§ **Given problem**: An exact copy of the records is required, minus the pictures they hold.

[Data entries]
::::
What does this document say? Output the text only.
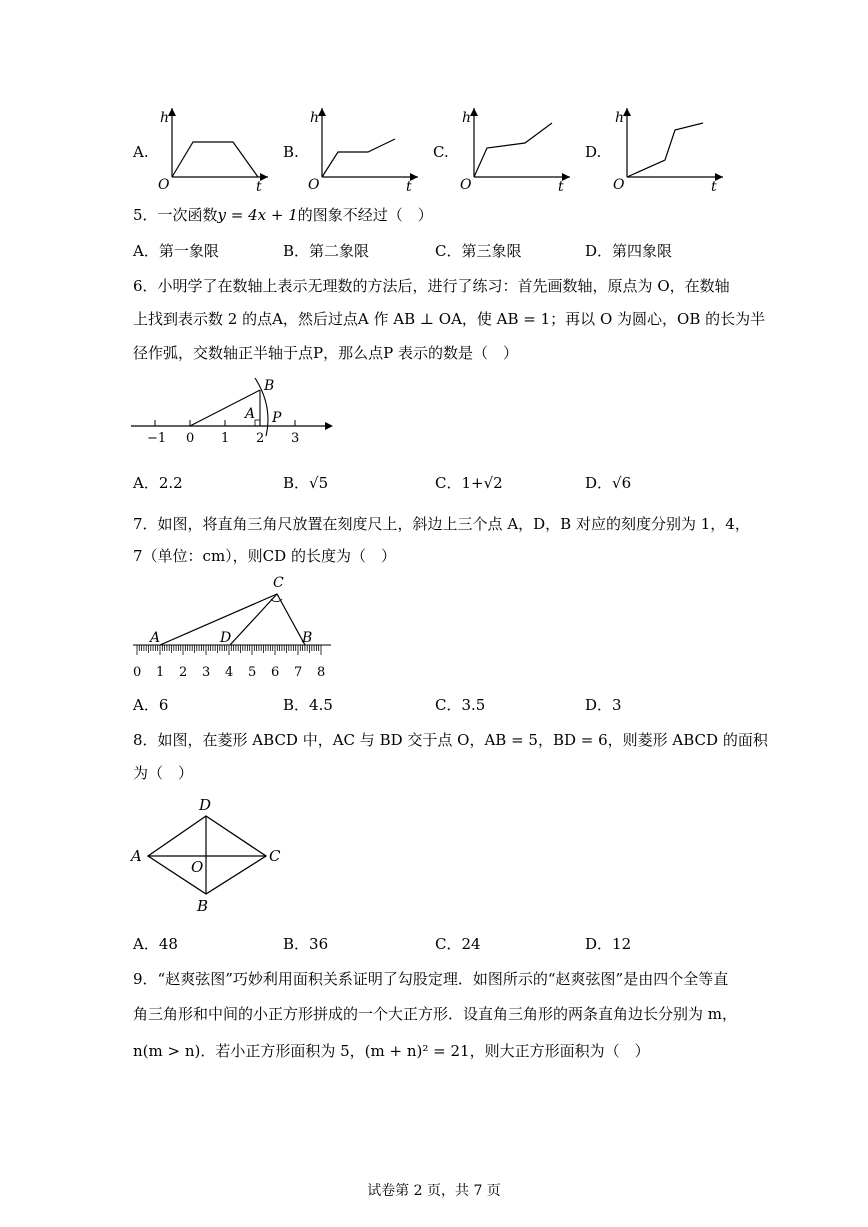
A.
h
O	t
B.
h
O	t
C.
h
O	t
D.
h
O	t
5．一次函数y = 4x + 1的图象不经过（　）
A．第一象限	B．第二象限	C．第三象限	D．第四象限
6．小明学了在数轴上表示无理数的方法后，进行了练习：首先画数轴，原点为 O，在数轴
上找到表示数 2 的点A，然后过点A 作 AB ⊥ OA，使 AB = 1；再以 O 为圆心，OB 的长为半
径作弧，交数轴正半轴于点P，那么点P 表示的数是（　）
B
A P
−1 0 1 2 3
A．2.2	B．√5	C．1+√2	D．√6
7．如图，将直角三角尺放置在刻度尺上，斜边上三个点 A，D，B 对应的刻度分别为 1，4，
7（单位：cm），则CD 的长度为（　）
C
A	D	B
0 1 2 3 4 5 6 7 8
A．6	B．4.5	C．3.5	D．3
8．如图，在菱形 ABCD 中，AC 与 BD 交于点 O，AB = 5，BD = 6，则菱形 ABCD 的面积
为（　）
D
A	C
O
B
A．48	B．36	C．24	D．12
9．“赵爽弦图”巧妙利用面积关系证明了勾股定理．如图所示的“赵爽弦图”是由四个全等直
角三角形和中间的小正方形拼成的一个大正方形．设直角三角形的两条直角边长分别为 m，
n(m > n)．若小正方形面积为 5，(m + n)² = 21，则大正方形面积为（　）
试卷第 2 页，共 7 页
::::
§ **Solution for this exercise**:
What does this document say? Output the text only.
A.
h
O	t
B.
h
O	t
C.
h
O	t
D.
h
O	t
5．一次函数y = 4x + 1的图象不经过（　）
A．第一象限	B．第二象限	C．第三象限	D．第四象限
6．小明学了在数轴上表示无理数的方法后，进行了练习：首先画数轴，原点为 O，在数轴
上找到表示数 2 的点A，然后过点A 作 AB ⊥ OA，使 AB = 1；再以 O 为圆心，OB 的长为半
径作弧，交数轴正半轴于点P，那么点P 表示的数是（　）
B
A P
−1 0 1 2 3
A．2.2	B．√5	C．1+√2	D．√6
7．如图，将直角三角尺放置在刻度尺上，斜边上三个点 A，D，B 对应的刻度分别为 1，4，
7（单位：cm），则CD 的长度为（　）
C
A	D	B
0 1 2 3 4 5 6 7 8
A．6	B．4.5	C．3.5	D．3
8．如图，在菱形 ABCD 中，AC 与 BD 交于点 O，AB = 5，BD = 6，则菱形 ABCD 的面积
为（　）
D
A	C
O
B
A．48	B．36	C．24	D．12
9．“赵爽弦图”巧妙利用面积关系证明了勾股定理．如图所示的“赵爽弦图”是由四个全等直
角三角形和中间的小正方形拼成的一个大正方形．设直角三角形的两条直角边长分别为 m，
n(m > n)．若小正方形面积为 5，(m + n)² = 21，则大正方形面积为（　）
试卷第 2 页，共 7 页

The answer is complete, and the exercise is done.